◆ Task objective
Only the pictures are left out: repeat the rest of the entries exactly.

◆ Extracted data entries
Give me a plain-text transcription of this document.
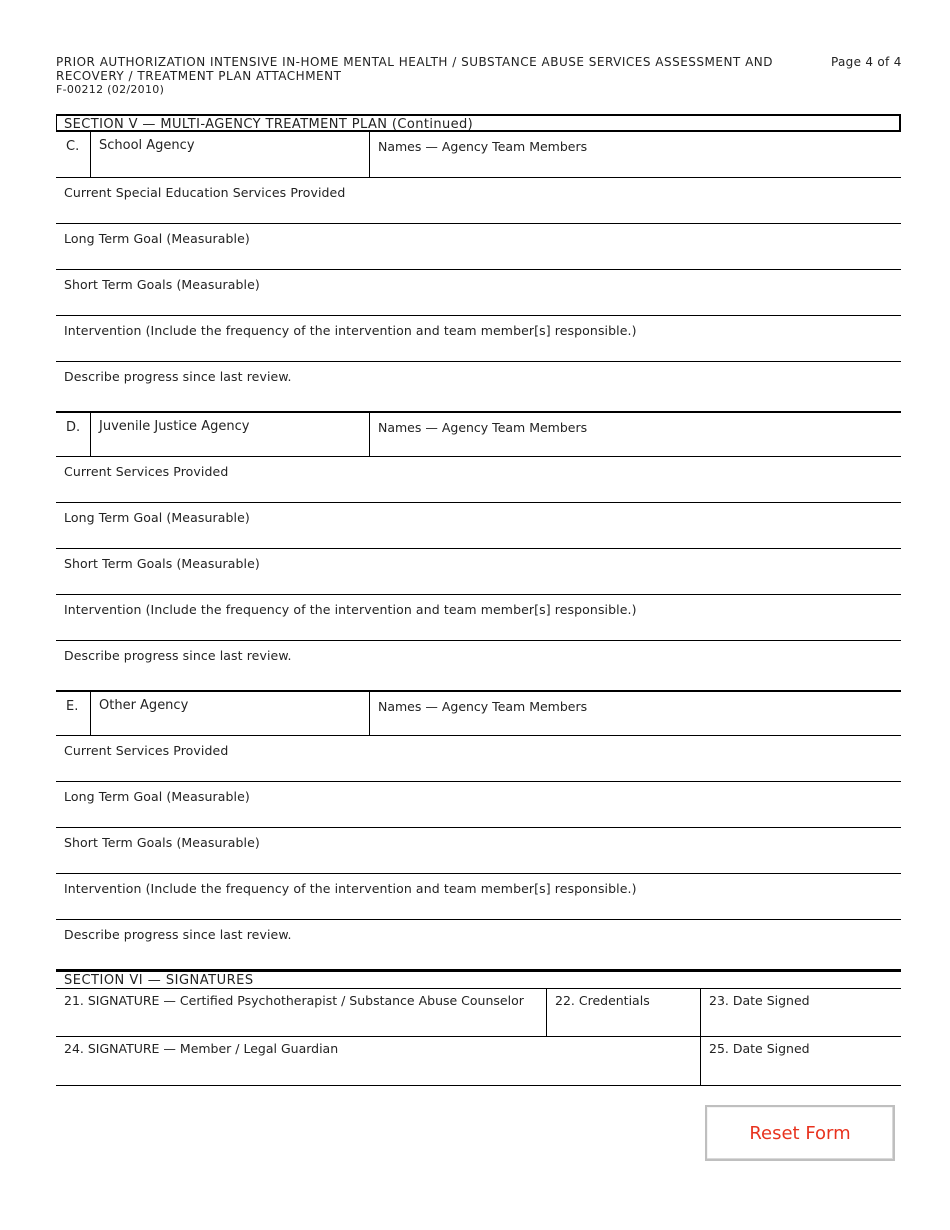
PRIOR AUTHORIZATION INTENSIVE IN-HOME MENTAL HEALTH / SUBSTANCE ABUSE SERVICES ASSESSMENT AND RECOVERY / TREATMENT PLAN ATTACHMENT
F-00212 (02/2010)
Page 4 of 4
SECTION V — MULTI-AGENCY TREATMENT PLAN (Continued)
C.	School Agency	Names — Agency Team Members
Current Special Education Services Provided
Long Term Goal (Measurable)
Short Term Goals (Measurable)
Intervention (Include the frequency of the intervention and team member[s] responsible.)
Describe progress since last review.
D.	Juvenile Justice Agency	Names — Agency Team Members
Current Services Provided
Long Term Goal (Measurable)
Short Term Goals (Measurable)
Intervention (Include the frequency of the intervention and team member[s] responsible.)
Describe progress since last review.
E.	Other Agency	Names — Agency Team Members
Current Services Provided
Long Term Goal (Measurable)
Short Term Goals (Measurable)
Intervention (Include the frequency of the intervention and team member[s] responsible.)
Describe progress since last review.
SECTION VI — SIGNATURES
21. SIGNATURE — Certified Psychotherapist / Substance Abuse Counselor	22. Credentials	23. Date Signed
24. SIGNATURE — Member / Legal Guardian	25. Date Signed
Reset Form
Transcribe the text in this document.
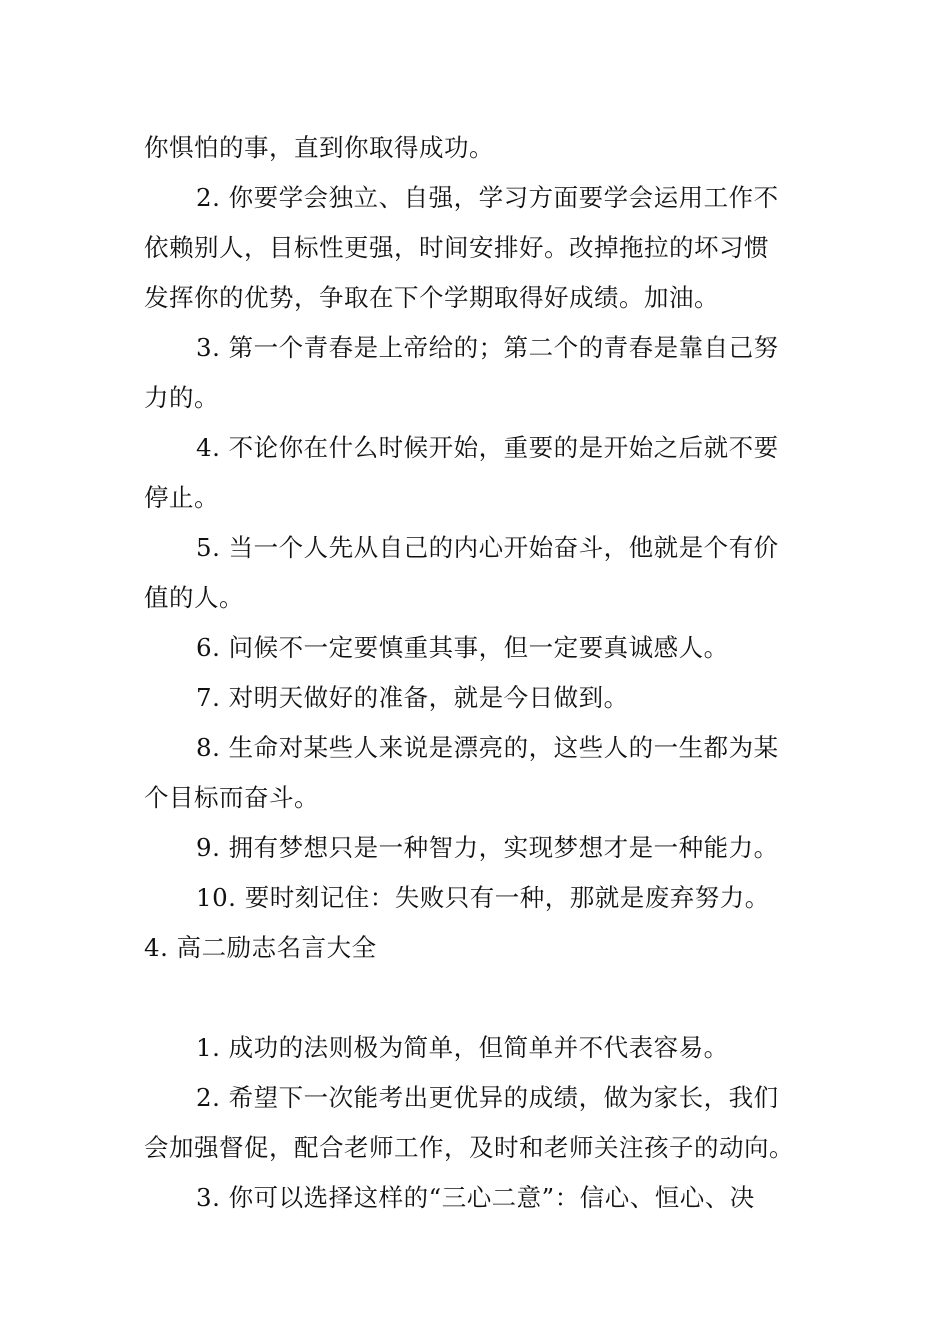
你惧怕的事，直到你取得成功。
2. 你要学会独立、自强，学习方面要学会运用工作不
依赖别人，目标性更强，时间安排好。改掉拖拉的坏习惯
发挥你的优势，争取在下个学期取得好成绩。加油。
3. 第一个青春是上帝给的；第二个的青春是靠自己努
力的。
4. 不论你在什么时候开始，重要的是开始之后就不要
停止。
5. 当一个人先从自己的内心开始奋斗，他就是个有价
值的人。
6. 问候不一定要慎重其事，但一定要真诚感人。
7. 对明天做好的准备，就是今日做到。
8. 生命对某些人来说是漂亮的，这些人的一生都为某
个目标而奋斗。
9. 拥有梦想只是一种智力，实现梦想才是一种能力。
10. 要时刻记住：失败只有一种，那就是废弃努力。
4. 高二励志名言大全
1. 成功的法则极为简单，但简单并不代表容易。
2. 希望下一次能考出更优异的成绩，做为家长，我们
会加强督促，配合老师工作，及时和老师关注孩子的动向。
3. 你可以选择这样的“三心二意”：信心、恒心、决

◆ Reply to the exercise
Give me a plain-text transcription of this document.
PRIOR AUTHORIZATION INTENSIVE IN-HOME MENTAL HEALTH / SUBSTANCE ABUSE SERVICES ASSESSMENT AND RECOVERY / TREATMENT PLAN ATTACHMENT
F-00212 (02/2010)
Page 4 of 4
SECTION V — MULTI-AGENCY TREATMENT PLAN (Continued)
C.	School Agency	Names — Agency Team Members
Current Special Education Services Provided
Long Term Goal (Measurable)
Short Term Goals (Measurable)
Intervention (Include the frequency of the intervention and team member[s] responsible.)
Describe progress since last review.
D.	Juvenile Justice Agency	Names — Agency Team Members
Current Services Provided
Long Term Goal (Measurable)
Short Term Goals (Measurable)
Intervention (Include the frequency of the intervention and team member[s] responsible.)
Describe progress since last review.
E.	Other Agency	Names — Agency Team Members
Current Services Provided
Long Term Goal (Measurable)
Short Term Goals (Measurable)
Intervention (Include the frequency of the intervention and team member[s] responsible.)
Describe progress since last review.
SECTION VI — SIGNATURES
21. SIGNATURE — Certified Psychotherapist / Substance Abuse Counselor	22. Credentials	23. Date Signed
24. SIGNATURE — Member / Legal Guardian	25. Date Signed
Reset Form
Transcribe the text in this document.
你惧怕的事，直到你取得成功。
2. 你要学会独立、自强，学习方面要学会运用工作不
依赖别人，目标性更强，时间安排好。改掉拖拉的坏习惯
发挥你的优势，争取在下个学期取得好成绩。加油。
3. 第一个青春是上帝给的；第二个的青春是靠自己努
力的。
4. 不论你在什么时候开始，重要的是开始之后就不要
停止。
5. 当一个人先从自己的内心开始奋斗，他就是个有价
值的人。
6. 问候不一定要慎重其事，但一定要真诚感人。
7. 对明天做好的准备，就是今日做到。
8. 生命对某些人来说是漂亮的，这些人的一生都为某
个目标而奋斗。
9. 拥有梦想只是一种智力，实现梦想才是一种能力。
10. 要时刻记住：失败只有一种，那就是废弃努力。
4. 高二励志名言大全
1. 成功的法则极为简单，但简单并不代表容易。
2. 希望下一次能考出更优异的成绩，做为家长，我们
会加强督促，配合老师工作，及时和老师关注孩子的动向。
3. 你可以选择这样的“三心二意”：信心、恒心、决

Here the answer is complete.